» Actividades a realizar:
1) Extrae literalmente del fragmento sobre la custodia de los hijos el pasaje comprendido entre «Cuando los padres» y «mal por ello.».
2) Redacta la continuación del fragmento sobre la custodia de los hijos a partir de su última oración.

» Fragmento del texto:
+ + + + + + +

Cuando los padres actúan como si estuvieran en un campo de batalla, añade Romero, los menores sienten que deben tomar partido, que no pueden querer a los dos por igual: “Tienen miedo a traicionar, sienten culpa, se adaptan en exceso para no herir a ninguno y aprenden a silenciar lo que sienten”. Una de las claves, insiste, es que los menores puedan entender que tienen derecho a querer a ambos sin sentirse mal por ello.
Para evitar que los pequeños se conviertan en moneda de cambio, un buen acuerdo de custodia puede marcar la diferencia, señala la abogada Díaz Girón. “Tiene que ser realista, claro y adaptado al día a día de la familia. No se trata solo de decidir con quién viven o qué días están con cada uno, sino de darles estabilidad: en el colegio, en casa, en sus relaciones familiares y sociales”, asegura. “Cuando todo está bien regulado y los niños saben en todo momento cuál es su situación, todo funciona mejor y tanto adultos como hijos pueden organizarse”, afirma.

+ + + + + + +

» Material presentado:
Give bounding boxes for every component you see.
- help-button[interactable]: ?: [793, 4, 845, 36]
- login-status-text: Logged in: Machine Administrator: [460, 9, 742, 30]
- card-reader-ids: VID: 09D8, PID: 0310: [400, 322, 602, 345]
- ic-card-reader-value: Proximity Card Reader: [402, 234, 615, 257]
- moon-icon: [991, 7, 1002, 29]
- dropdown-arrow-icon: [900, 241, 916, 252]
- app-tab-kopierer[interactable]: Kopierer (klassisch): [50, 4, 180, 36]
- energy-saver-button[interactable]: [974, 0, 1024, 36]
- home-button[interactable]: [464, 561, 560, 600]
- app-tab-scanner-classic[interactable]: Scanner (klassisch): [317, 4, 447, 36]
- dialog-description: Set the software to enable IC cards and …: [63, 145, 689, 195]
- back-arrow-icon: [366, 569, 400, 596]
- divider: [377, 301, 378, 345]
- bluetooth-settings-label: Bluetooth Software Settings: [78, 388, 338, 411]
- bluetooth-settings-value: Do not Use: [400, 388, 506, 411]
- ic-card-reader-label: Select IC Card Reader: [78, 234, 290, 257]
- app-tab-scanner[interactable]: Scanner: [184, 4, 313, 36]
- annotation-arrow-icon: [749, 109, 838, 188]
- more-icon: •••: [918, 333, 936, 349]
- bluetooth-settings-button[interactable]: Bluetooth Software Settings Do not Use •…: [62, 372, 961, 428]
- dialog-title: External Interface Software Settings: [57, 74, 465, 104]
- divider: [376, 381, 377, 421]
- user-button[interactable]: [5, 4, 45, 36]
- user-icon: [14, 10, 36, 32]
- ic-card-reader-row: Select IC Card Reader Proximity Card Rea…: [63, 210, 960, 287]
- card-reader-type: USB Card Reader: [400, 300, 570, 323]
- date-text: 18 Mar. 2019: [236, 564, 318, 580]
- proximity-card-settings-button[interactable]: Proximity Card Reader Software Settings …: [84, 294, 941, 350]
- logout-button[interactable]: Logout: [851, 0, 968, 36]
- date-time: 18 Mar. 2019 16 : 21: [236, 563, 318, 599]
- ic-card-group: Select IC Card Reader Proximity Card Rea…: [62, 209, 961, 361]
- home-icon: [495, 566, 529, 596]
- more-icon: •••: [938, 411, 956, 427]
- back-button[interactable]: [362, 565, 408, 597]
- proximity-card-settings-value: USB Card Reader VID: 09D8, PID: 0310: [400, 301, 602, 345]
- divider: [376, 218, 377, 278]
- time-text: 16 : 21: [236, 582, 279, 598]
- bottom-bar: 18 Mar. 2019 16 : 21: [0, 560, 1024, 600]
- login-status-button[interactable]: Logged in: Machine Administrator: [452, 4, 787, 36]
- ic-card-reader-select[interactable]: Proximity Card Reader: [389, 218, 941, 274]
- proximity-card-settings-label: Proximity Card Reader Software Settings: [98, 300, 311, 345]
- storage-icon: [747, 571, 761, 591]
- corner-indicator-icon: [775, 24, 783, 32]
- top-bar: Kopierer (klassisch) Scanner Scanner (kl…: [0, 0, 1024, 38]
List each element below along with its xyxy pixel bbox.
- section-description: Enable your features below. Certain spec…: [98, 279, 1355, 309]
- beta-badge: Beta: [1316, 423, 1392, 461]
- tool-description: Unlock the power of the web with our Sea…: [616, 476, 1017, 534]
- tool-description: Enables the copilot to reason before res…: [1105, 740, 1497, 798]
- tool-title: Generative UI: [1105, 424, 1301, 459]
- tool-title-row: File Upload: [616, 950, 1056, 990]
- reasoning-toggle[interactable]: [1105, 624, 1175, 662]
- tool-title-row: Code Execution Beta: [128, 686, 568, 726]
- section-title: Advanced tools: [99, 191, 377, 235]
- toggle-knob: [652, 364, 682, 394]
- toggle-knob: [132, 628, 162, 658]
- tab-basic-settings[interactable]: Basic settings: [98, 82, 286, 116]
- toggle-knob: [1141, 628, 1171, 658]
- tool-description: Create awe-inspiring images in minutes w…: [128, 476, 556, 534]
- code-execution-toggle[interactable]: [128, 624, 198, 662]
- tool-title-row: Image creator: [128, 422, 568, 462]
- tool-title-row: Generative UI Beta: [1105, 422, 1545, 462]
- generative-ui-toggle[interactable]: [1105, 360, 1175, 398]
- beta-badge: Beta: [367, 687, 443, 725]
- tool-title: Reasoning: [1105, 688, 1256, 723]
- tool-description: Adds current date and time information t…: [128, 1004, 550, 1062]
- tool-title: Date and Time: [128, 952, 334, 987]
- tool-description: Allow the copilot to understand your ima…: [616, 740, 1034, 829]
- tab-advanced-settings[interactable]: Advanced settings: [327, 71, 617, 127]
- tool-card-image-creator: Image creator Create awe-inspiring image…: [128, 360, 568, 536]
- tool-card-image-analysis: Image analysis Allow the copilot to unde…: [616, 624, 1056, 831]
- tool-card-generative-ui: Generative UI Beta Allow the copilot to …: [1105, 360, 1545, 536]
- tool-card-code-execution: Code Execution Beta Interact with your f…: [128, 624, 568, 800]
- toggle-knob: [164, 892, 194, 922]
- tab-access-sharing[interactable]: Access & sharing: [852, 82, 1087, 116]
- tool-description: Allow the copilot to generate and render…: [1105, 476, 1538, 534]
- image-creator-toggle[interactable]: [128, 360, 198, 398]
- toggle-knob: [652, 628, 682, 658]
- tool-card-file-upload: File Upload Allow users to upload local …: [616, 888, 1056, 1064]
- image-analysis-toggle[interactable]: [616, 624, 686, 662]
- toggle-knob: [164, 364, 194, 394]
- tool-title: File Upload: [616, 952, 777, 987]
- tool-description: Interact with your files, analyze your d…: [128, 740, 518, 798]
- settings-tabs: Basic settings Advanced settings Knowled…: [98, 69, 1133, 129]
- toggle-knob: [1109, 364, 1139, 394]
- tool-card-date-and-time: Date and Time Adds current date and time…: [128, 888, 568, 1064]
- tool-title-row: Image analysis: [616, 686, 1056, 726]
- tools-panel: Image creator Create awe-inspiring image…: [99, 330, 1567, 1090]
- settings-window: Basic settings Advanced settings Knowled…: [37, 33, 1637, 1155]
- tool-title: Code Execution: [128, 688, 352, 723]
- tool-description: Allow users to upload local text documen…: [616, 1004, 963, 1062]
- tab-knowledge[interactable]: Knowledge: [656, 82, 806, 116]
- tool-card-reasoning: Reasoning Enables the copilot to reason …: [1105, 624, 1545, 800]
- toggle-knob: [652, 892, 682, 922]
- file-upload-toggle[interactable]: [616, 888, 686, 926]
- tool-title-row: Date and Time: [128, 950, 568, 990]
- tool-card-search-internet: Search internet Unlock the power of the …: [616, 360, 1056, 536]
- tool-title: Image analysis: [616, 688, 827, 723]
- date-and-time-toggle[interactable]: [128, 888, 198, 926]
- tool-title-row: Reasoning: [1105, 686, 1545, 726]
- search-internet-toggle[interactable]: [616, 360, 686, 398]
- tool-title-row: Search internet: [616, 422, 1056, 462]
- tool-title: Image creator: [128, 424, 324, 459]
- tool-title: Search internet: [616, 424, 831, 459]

+ + + + + + +

» Soluciones del ejercicio:
1)
Cuando los padres actúan como si estuvieran en un campo de batalla, añade Romero, los menores sienten que deben tomar partido, que no pueden querer a los dos por igual: “Tienen miedo a traicionar, sienten culpa, se adaptan en exceso para no herir a ninguno y aprenden a silenciar lo que sienten”. Una de las claves, insiste, es que los menores puedan entender que tienen derecho a querer a ambos sin sentirse mal por ello.

2)
El conflicto aparece, según Díaz, cuando los adultos anteponen sus intereses personales o económicos a los de los menores, o cuando no se respeta la figura del otro. Por eso insiste en la importancia de que aprendan a respetar por igual a ambos y su autoridad. Ser flexible es necesario, reconoce, “pero si todo está bien escrito, hay menos margen para los malentendidos y más garantías de que se respeten los acuerdos”. Para la abogada, lo fundamental es minimizar el impacto emocional tras la ruptura, y para eso hace falta no solo voluntad, sino también abogados sensatos y especializados.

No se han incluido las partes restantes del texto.